__Exercise instructions__
Go through the listing and copy each line with the string "color".

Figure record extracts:
********************

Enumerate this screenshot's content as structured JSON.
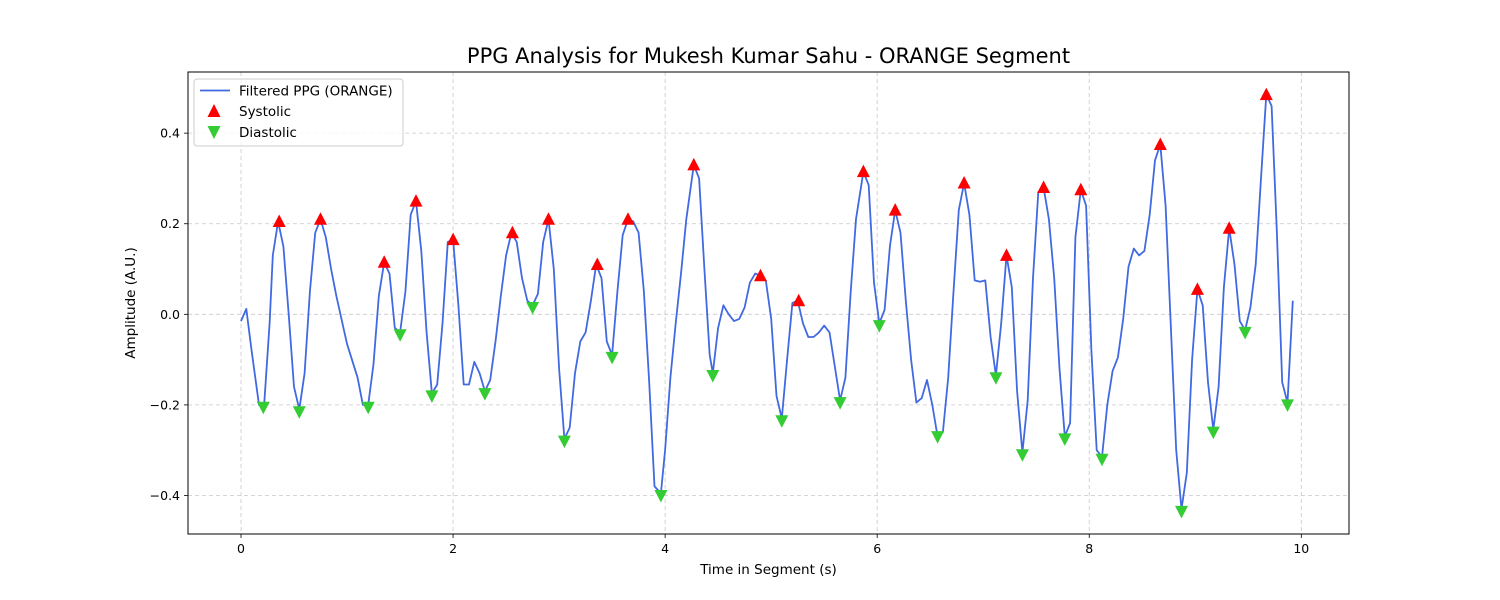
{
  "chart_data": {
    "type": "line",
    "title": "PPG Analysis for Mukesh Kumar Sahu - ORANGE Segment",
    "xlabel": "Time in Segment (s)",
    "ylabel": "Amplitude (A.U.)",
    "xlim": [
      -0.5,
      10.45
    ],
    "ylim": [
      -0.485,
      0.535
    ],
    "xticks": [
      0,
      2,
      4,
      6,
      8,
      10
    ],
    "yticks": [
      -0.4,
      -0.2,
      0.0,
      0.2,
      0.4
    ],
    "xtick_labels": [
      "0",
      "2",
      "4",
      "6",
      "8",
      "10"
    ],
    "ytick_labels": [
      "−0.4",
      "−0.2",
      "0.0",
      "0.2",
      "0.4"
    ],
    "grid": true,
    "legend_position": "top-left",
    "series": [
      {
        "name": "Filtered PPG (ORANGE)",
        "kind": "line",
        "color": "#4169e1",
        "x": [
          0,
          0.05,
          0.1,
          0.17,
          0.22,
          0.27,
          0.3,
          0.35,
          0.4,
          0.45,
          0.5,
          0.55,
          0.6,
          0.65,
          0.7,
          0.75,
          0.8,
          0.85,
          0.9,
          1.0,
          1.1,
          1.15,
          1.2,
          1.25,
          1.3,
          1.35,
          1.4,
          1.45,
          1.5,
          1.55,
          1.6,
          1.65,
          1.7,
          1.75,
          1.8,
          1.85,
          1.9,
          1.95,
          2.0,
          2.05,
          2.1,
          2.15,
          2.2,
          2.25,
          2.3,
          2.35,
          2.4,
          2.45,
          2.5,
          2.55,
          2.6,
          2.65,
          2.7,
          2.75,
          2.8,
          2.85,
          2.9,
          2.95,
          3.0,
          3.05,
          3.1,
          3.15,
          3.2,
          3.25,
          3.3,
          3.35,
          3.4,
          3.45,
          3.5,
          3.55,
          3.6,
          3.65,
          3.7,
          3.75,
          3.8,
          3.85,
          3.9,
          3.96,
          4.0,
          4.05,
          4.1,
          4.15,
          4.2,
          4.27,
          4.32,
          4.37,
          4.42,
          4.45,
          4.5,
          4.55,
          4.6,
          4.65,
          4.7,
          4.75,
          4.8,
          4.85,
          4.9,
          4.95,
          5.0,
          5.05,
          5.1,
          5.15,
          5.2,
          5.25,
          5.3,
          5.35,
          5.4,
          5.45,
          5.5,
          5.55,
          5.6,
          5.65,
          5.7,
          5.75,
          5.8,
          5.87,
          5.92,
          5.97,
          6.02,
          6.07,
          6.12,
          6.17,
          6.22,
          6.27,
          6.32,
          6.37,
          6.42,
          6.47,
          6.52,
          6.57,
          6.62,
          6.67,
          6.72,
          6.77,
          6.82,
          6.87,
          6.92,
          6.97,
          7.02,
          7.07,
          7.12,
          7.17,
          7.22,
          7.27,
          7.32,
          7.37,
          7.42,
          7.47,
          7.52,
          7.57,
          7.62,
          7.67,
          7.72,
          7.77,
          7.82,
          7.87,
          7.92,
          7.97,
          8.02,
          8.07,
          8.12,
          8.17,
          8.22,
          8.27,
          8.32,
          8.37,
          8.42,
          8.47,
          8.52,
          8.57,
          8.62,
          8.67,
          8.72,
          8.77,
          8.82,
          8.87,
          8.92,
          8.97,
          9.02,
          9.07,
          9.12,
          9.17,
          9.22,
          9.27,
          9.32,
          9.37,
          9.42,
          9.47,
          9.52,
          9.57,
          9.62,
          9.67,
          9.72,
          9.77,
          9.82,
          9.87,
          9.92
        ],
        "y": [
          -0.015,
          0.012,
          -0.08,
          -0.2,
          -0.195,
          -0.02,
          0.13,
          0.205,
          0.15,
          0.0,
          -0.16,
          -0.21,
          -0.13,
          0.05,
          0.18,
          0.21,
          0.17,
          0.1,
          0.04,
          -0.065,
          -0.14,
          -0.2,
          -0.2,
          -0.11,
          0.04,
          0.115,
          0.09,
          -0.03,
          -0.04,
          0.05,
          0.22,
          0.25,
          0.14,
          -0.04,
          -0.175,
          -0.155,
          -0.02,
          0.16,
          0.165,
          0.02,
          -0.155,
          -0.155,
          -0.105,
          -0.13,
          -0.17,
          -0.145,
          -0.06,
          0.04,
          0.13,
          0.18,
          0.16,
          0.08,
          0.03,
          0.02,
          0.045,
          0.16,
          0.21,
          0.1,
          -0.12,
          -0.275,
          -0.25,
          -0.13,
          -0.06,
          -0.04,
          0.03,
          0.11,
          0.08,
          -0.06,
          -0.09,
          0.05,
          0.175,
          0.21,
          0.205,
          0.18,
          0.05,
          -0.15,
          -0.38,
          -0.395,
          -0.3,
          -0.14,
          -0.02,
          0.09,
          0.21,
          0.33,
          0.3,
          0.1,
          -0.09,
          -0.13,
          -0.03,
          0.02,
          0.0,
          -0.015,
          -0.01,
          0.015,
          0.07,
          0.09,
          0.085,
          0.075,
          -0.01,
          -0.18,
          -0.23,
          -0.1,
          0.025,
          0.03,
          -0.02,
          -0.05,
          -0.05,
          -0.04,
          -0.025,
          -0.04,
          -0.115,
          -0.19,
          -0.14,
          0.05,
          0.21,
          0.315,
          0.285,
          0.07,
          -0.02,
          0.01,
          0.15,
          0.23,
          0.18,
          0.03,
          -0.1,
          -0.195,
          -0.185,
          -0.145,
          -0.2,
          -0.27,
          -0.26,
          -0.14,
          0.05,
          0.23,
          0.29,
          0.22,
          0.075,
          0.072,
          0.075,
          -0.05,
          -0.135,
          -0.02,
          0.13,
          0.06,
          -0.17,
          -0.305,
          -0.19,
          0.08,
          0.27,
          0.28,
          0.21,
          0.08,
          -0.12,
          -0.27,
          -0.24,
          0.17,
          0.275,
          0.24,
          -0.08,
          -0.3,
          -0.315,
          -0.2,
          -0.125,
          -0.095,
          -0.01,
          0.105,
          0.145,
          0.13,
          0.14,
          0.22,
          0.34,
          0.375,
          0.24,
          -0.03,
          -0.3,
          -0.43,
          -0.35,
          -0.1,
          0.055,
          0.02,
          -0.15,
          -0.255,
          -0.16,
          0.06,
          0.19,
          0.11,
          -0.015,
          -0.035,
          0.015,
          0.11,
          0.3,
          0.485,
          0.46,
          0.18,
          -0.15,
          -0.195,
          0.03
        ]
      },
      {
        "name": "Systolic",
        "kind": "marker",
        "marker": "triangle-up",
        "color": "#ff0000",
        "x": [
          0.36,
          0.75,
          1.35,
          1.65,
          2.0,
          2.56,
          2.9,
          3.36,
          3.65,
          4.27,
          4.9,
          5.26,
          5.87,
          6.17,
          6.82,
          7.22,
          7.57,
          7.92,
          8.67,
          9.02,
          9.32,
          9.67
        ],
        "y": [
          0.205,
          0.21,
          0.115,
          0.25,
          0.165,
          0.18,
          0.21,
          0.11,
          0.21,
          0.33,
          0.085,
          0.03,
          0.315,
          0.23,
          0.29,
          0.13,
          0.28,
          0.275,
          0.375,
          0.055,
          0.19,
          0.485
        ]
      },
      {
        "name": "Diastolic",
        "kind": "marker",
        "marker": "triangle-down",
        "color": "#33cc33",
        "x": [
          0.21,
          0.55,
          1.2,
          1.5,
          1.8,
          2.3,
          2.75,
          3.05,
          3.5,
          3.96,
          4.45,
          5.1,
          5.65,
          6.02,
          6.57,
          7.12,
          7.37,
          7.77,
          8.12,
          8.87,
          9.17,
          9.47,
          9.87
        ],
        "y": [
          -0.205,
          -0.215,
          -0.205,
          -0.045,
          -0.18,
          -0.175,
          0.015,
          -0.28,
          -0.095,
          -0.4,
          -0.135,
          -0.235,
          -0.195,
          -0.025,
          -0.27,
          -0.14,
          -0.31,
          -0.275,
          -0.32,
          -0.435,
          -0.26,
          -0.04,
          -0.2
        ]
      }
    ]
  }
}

********************

__Correct result__
        "color": "#4169e1",
        "color": "#ff0000",
        "color": "#33cc33",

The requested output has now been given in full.